◆ What is needed:
Word for word, copy all the data and drop the pictures.

─── Provided information

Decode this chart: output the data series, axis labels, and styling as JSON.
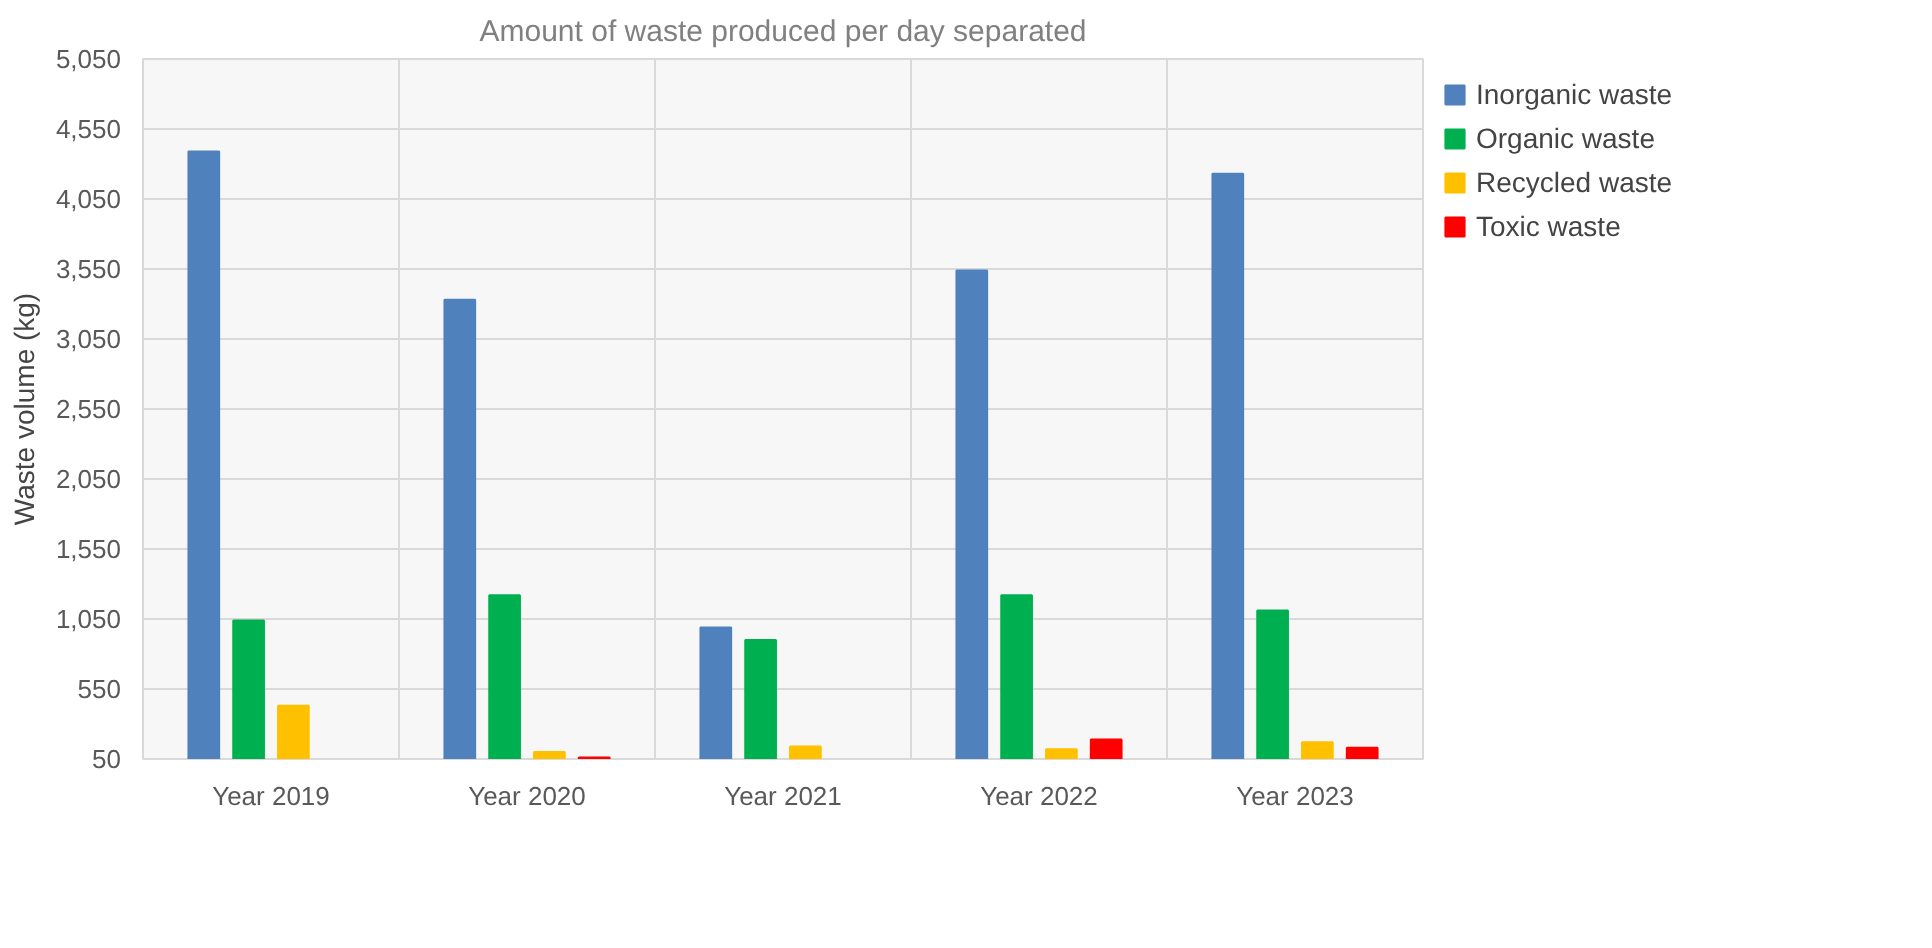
{
  "chart_data": {
    "type": "bar",
    "title": "Amount of waste produced per day separated",
    "ylabel": "Waste volume (kg)",
    "categories": [
      "Year 2019",
      "Year 2020",
      "Year 2021",
      "Year 2022",
      "Year 2023"
    ],
    "series": [
      {
        "name": "Inorganic waste",
        "color": "#4f81bd",
        "values": [
          4390,
          3330,
          990,
          3540,
          4230
        ]
      },
      {
        "name": "Organic waste",
        "color": "#00b050",
        "values": [
          1040,
          1220,
          900,
          1220,
          1110
        ]
      },
      {
        "name": "Recycled waste",
        "color": "#ffc000",
        "values": [
          430,
          100,
          140,
          120,
          170
        ]
      },
      {
        "name": "Toxic waste",
        "color": "#ff0000",
        "values": [
          null,
          60,
          null,
          190,
          130
        ]
      }
    ],
    "ylim": [
      50,
      5050
    ],
    "yticks": [
      50,
      550,
      {
        "value": 1050,
        "label": "1,050"
      },
      {
        "value": 1550,
        "label": "1,550"
      },
      {
        "value": 2050,
        "label": "2,050"
      },
      {
        "value": 2550,
        "label": "2,550"
      },
      {
        "value": 3050,
        "label": "3,050"
      },
      {
        "value": 3550,
        "label": "3,550"
      },
      {
        "value": 4050,
        "label": "4,050"
      },
      {
        "value": 4550,
        "label": "4,550"
      },
      {
        "value": 5050,
        "label": "5,050"
      }
    ],
    "grid": true,
    "legend": "right"
  }
}
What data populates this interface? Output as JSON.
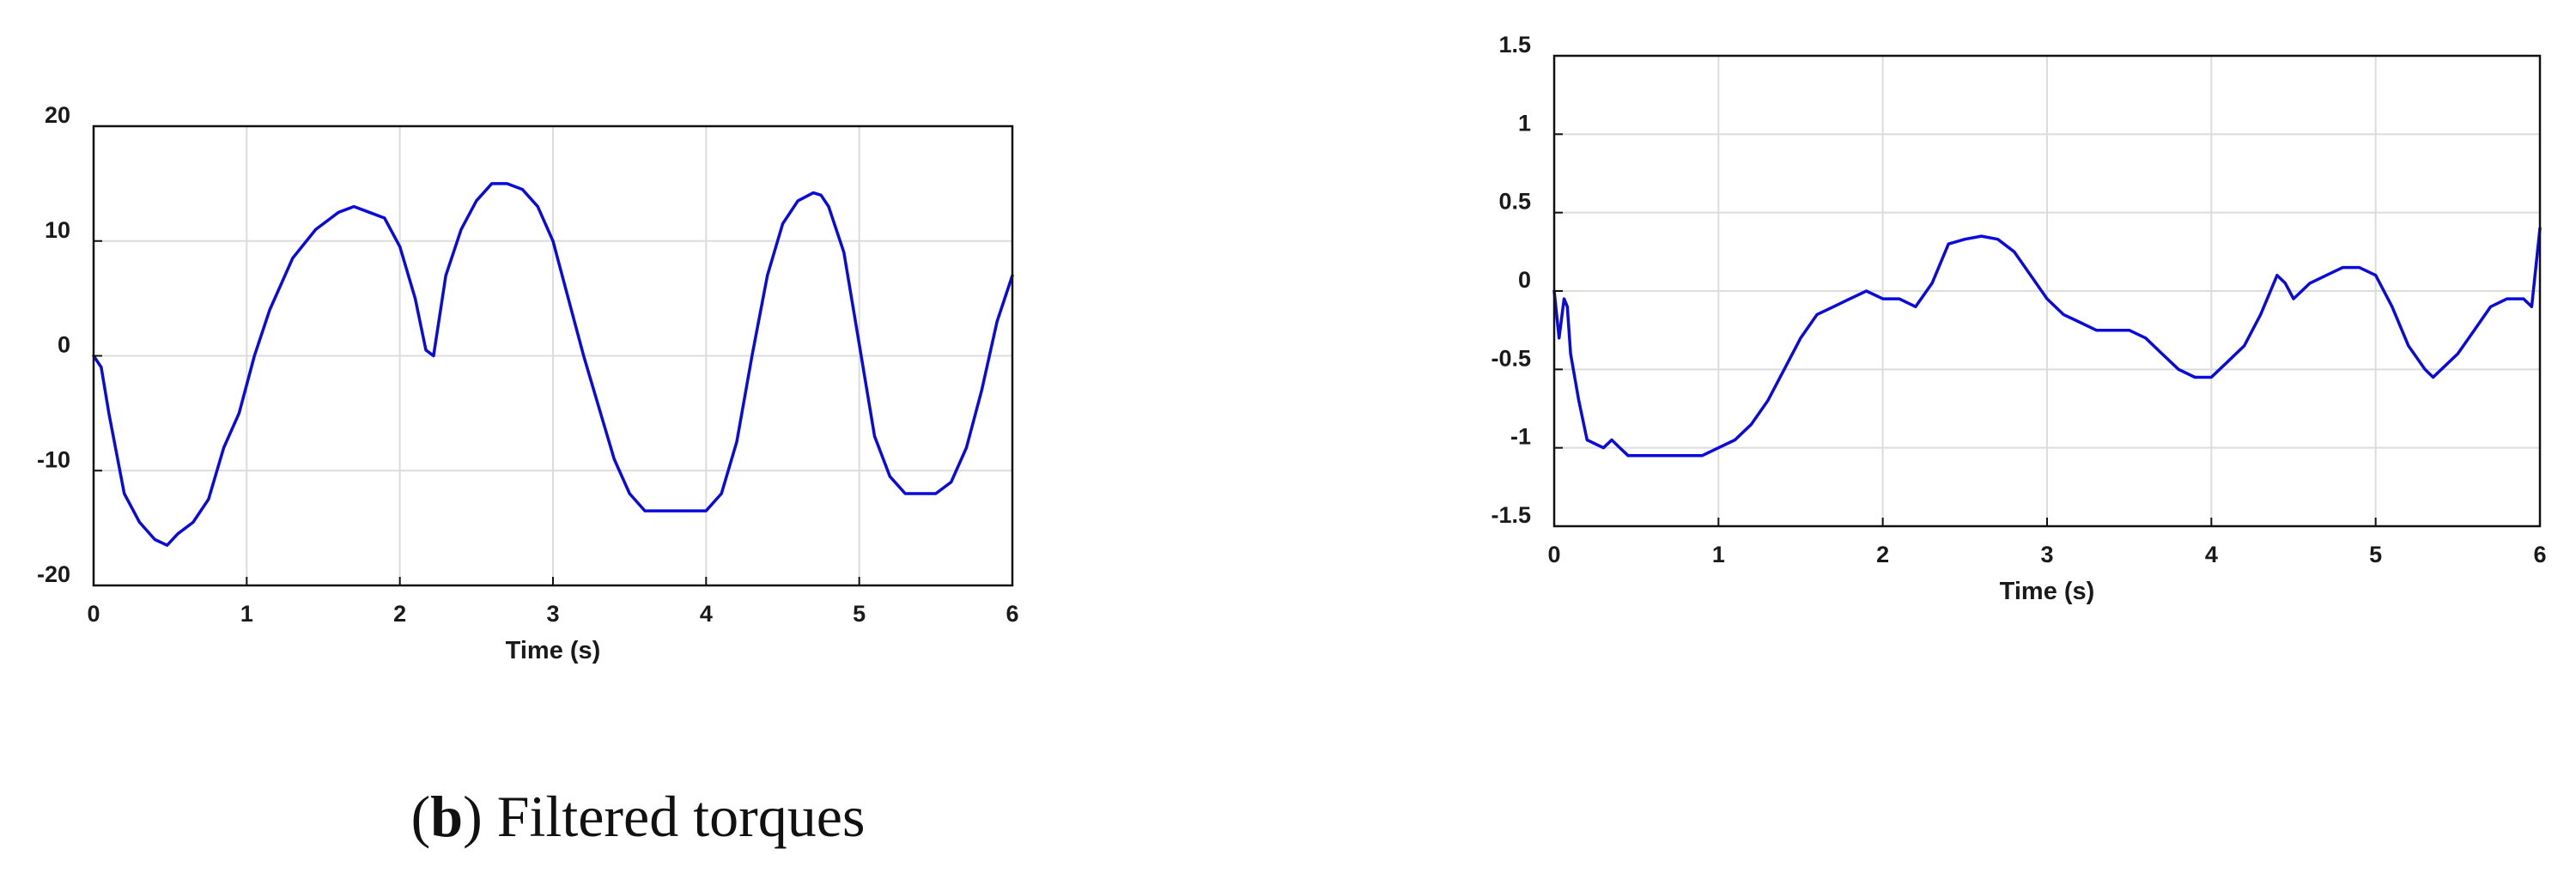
{
  "caption": {
    "letter": "b",
    "text": "Filtered torques"
  },
  "chart_data": [
    {
      "type": "line",
      "title": "",
      "xlabel": "Time (s)",
      "ylabel": "",
      "xlim": [
        0,
        6
      ],
      "ylim": [
        -20,
        20
      ],
      "xticks": [
        "0",
        "1",
        "2",
        "3",
        "4",
        "5",
        "6"
      ],
      "yticks": [
        "-20",
        "-10",
        "0",
        "10",
        "20"
      ],
      "grid": true,
      "line_color": "#0a0adc",
      "series": [
        {
          "x": [
            0,
            0.05,
            0.1,
            0.2,
            0.3,
            0.4,
            0.48,
            0.55,
            0.65,
            0.75,
            0.85,
            0.95,
            1.05,
            1.15,
            1.3,
            1.45,
            1.6,
            1.7,
            1.8,
            1.9,
            2.0,
            2.1,
            2.17,
            2.22,
            2.3,
            2.4,
            2.5,
            2.6,
            2.7,
            2.8,
            2.9,
            3.0,
            3.1,
            3.2,
            3.3,
            3.4,
            3.5,
            3.6,
            3.7,
            3.8,
            3.9,
            4.0,
            4.1,
            4.2,
            4.3,
            4.4,
            4.5,
            4.6,
            4.7,
            4.75,
            4.8,
            4.9,
            5.0,
            5.1,
            5.2,
            5.3,
            5.4,
            5.5,
            5.6,
            5.7,
            5.8,
            5.9,
            6.0
          ],
          "y": [
            0,
            -1,
            -5,
            -12,
            -14.5,
            -16,
            -16.5,
            -15.5,
            -14.5,
            -12.5,
            -8,
            -5,
            0,
            4,
            8.5,
            11,
            12.5,
            13,
            12.5,
            12,
            9.5,
            5,
            0.5,
            0,
            7,
            11,
            13.5,
            15,
            15,
            14.5,
            13,
            10,
            5,
            0,
            -4.5,
            -9,
            -12,
            -13.5,
            -13.5,
            -13.5,
            -13.5,
            -13.5,
            -12,
            -7.5,
            0,
            7,
            11.5,
            13.5,
            14.2,
            14,
            13,
            9,
            1,
            -7,
            -10.5,
            -12,
            -12,
            -12,
            -11,
            -8,
            -3,
            3,
            7
          ]
        }
      ]
    },
    {
      "type": "line",
      "title": "",
      "xlabel": "Time (s)",
      "ylabel": "",
      "xlim": [
        0,
        6
      ],
      "ylim": [
        -1.5,
        1.5
      ],
      "xticks": [
        "0",
        "1",
        "2",
        "3",
        "4",
        "5",
        "6"
      ],
      "yticks": [
        "-1.5",
        "-1",
        "-0.5",
        "0",
        "0.5",
        "1",
        "1.5"
      ],
      "grid": true,
      "line_color": "#0a0adc",
      "series": [
        {
          "x": [
            0,
            0.03,
            0.06,
            0.08,
            0.1,
            0.15,
            0.2,
            0.3,
            0.35,
            0.4,
            0.45,
            0.5,
            0.6,
            0.7,
            0.8,
            0.9,
            1.0,
            1.1,
            1.2,
            1.3,
            1.4,
            1.5,
            1.6,
            1.7,
            1.8,
            1.9,
            2.0,
            2.1,
            2.2,
            2.3,
            2.4,
            2.5,
            2.6,
            2.7,
            2.8,
            2.9,
            3.0,
            3.1,
            3.2,
            3.3,
            3.4,
            3.5,
            3.6,
            3.7,
            3.8,
            3.9,
            4.0,
            4.1,
            4.2,
            4.3,
            4.4,
            4.45,
            4.5,
            4.55,
            4.6,
            4.7,
            4.8,
            4.9,
            5.0,
            5.1,
            5.2,
            5.3,
            5.35,
            5.4,
            5.5,
            5.6,
            5.7,
            5.8,
            5.9,
            5.95,
            6.0
          ],
          "y": [
            0,
            -0.3,
            -0.05,
            -0.1,
            -0.4,
            -0.7,
            -0.95,
            -1.0,
            -0.95,
            -1.0,
            -1.05,
            -1.05,
            -1.05,
            -1.05,
            -1.05,
            -1.05,
            -1.0,
            -0.95,
            -0.85,
            -0.7,
            -0.5,
            -0.3,
            -0.15,
            -0.1,
            -0.05,
            0,
            -0.05,
            -0.05,
            -0.1,
            0.05,
            0.3,
            0.33,
            0.35,
            0.33,
            0.25,
            0.1,
            -0.05,
            -0.15,
            -0.2,
            -0.25,
            -0.25,
            -0.25,
            -0.3,
            -0.4,
            -0.5,
            -0.55,
            -0.55,
            -0.45,
            -0.35,
            -0.15,
            0.1,
            0.05,
            -0.05,
            0,
            0.05,
            0.1,
            0.15,
            0.15,
            0.1,
            -0.1,
            -0.35,
            -0.5,
            -0.55,
            -0.5,
            -0.4,
            -0.25,
            -0.1,
            -0.05,
            -0.05,
            -0.1,
            0.4
          ]
        }
      ]
    }
  ]
}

──────

◆ Result of this task:
Decode this chart: output the data series, axis labels, and styling as JSON.
{
  "chart_data": {
    "type": "bar",
    "title": "Amount of waste produced per day separated",
    "ylabel": "Waste volume (kg)",
    "categories": [
      "Year 2019",
      "Year 2020",
      "Year 2021",
      "Year 2022",
      "Year 2023"
    ],
    "series": [
      {
        "name": "Inorganic waste",
        "color": "#4f81bd",
        "values": [
          4390,
          3330,
          990,
          3540,
          4230
        ]
      },
      {
        "name": "Organic waste",
        "color": "#00b050",
        "values": [
          1040,
          1220,
          900,
          1220,
          1110
        ]
      },
      {
        "name": "Recycled waste",
        "color": "#ffc000",
        "values": [
          430,
          100,
          140,
          120,
          170
        ]
      },
      {
        "name": "Toxic waste",
        "color": "#ff0000",
        "values": [
          null,
          60,
          null,
          190,
          130
        ]
      }
    ],
    "ylim": [
      50,
      5050
    ],
    "yticks": [
      50,
      550,
      {
        "value": 1050,
        "label": "1,050"
      },
      {
        "value": 1550,
        "label": "1,550"
      },
      {
        "value": 2050,
        "label": "2,050"
      },
      {
        "value": 2550,
        "label": "2,550"
      },
      {
        "value": 3050,
        "label": "3,050"
      },
      {
        "value": 3550,
        "label": "3,550"
      },
      {
        "value": 4050,
        "label": "4,050"
      },
      {
        "value": 4550,
        "label": "4,550"
      },
      {
        "value": 5050,
        "label": "5,050"
      }
    ],
    "grid": true,
    "legend": "right"
  }
}
What data populates this interface? Output as JSON.
{
  "caption": {
    "letter": "b",
    "text": "Filtered torques"
  },
  "chart_data": [
    {
      "type": "line",
      "title": "",
      "xlabel": "Time (s)",
      "ylabel": "",
      "xlim": [
        0,
        6
      ],
      "ylim": [
        -20,
        20
      ],
      "xticks": [
        "0",
        "1",
        "2",
        "3",
        "4",
        "5",
        "6"
      ],
      "yticks": [
        "-20",
        "-10",
        "0",
        "10",
        "20"
      ],
      "grid": true,
      "line_color": "#0a0adc",
      "series": [
        {
          "x": [
            0,
            0.05,
            0.1,
            0.2,
            0.3,
            0.4,
            0.48,
            0.55,
            0.65,
            0.75,
            0.85,
            0.95,
            1.05,
            1.15,
            1.3,
            1.45,
            1.6,
            1.7,
            1.8,
            1.9,
            2.0,
            2.1,
            2.17,
            2.22,
            2.3,
            2.4,
            2.5,
            2.6,
            2.7,
            2.8,
            2.9,
            3.0,
            3.1,
            3.2,
            3.3,
            3.4,
            3.5,
            3.6,
            3.7,
            3.8,
            3.9,
            4.0,
            4.1,
            4.2,
            4.3,
            4.4,
            4.5,
            4.6,
            4.7,
            4.75,
            4.8,
            4.9,
            5.0,
            5.1,
            5.2,
            5.3,
            5.4,
            5.5,
            5.6,
            5.7,
            5.8,
            5.9,
            6.0
          ],
          "y": [
            0,
            -1,
            -5,
            -12,
            -14.5,
            -16,
            -16.5,
            -15.5,
            -14.5,
            -12.5,
            -8,
            -5,
            0,
            4,
            8.5,
            11,
            12.5,
            13,
            12.5,
            12,
            9.5,
            5,
            0.5,
            0,
            7,
            11,
            13.5,
            15,
            15,
            14.5,
            13,
            10,
            5,
            0,
            -4.5,
            -9,
            -12,
            -13.5,
            -13.5,
            -13.5,
            -13.5,
            -13.5,
            -12,
            -7.5,
            0,
            7,
            11.5,
            13.5,
            14.2,
            14,
            13,
            9,
            1,
            -7,
            -10.5,
            -12,
            -12,
            -12,
            -11,
            -8,
            -3,
            3,
            7
          ]
        }
      ]
    },
    {
      "type": "line",
      "title": "",
      "xlabel": "Time (s)",
      "ylabel": "",
      "xlim": [
        0,
        6
      ],
      "ylim": [
        -1.5,
        1.5
      ],
      "xticks": [
        "0",
        "1",
        "2",
        "3",
        "4",
        "5",
        "6"
      ],
      "yticks": [
        "-1.5",
        "-1",
        "-0.5",
        "0",
        "0.5",
        "1",
        "1.5"
      ],
      "grid": true,
      "line_color": "#0a0adc",
      "series": [
        {
          "x": [
            0,
            0.03,
            0.06,
            0.08,
            0.1,
            0.15,
            0.2,
            0.3,
            0.35,
            0.4,
            0.45,
            0.5,
            0.6,
            0.7,
            0.8,
            0.9,
            1.0,
            1.1,
            1.2,
            1.3,
            1.4,
            1.5,
            1.6,
            1.7,
            1.8,
            1.9,
            2.0,
            2.1,
            2.2,
            2.3,
            2.4,
            2.5,
            2.6,
            2.7,
            2.8,
            2.9,
            3.0,
            3.1,
            3.2,
            3.3,
            3.4,
            3.5,
            3.6,
            3.7,
            3.8,
            3.9,
            4.0,
            4.1,
            4.2,
            4.3,
            4.4,
            4.45,
            4.5,
            4.55,
            4.6,
            4.7,
            4.8,
            4.9,
            5.0,
            5.1,
            5.2,
            5.3,
            5.35,
            5.4,
            5.5,
            5.6,
            5.7,
            5.8,
            5.9,
            5.95,
            6.0
          ],
          "y": [
            0,
            -0.3,
            -0.05,
            -0.1,
            -0.4,
            -0.7,
            -0.95,
            -1.0,
            -0.95,
            -1.0,
            -1.05,
            -1.05,
            -1.05,
            -1.05,
            -1.05,
            -1.05,
            -1.0,
            -0.95,
            -0.85,
            -0.7,
            -0.5,
            -0.3,
            -0.15,
            -0.1,
            -0.05,
            0,
            -0.05,
            -0.05,
            -0.1,
            0.05,
            0.3,
            0.33,
            0.35,
            0.33,
            0.25,
            0.1,
            -0.05,
            -0.15,
            -0.2,
            -0.25,
            -0.25,
            -0.25,
            -0.3,
            -0.4,
            -0.5,
            -0.55,
            -0.55,
            -0.45,
            -0.35,
            -0.15,
            0.1,
            0.05,
            -0.05,
            0,
            0.05,
            0.1,
            0.15,
            0.15,
            0.1,
            -0.1,
            -0.35,
            -0.5,
            -0.55,
            -0.5,
            -0.4,
            -0.25,
            -0.1,
            -0.05,
            -0.05,
            -0.1,
            0.4
          ]
        }
      ]
    }
  ]
}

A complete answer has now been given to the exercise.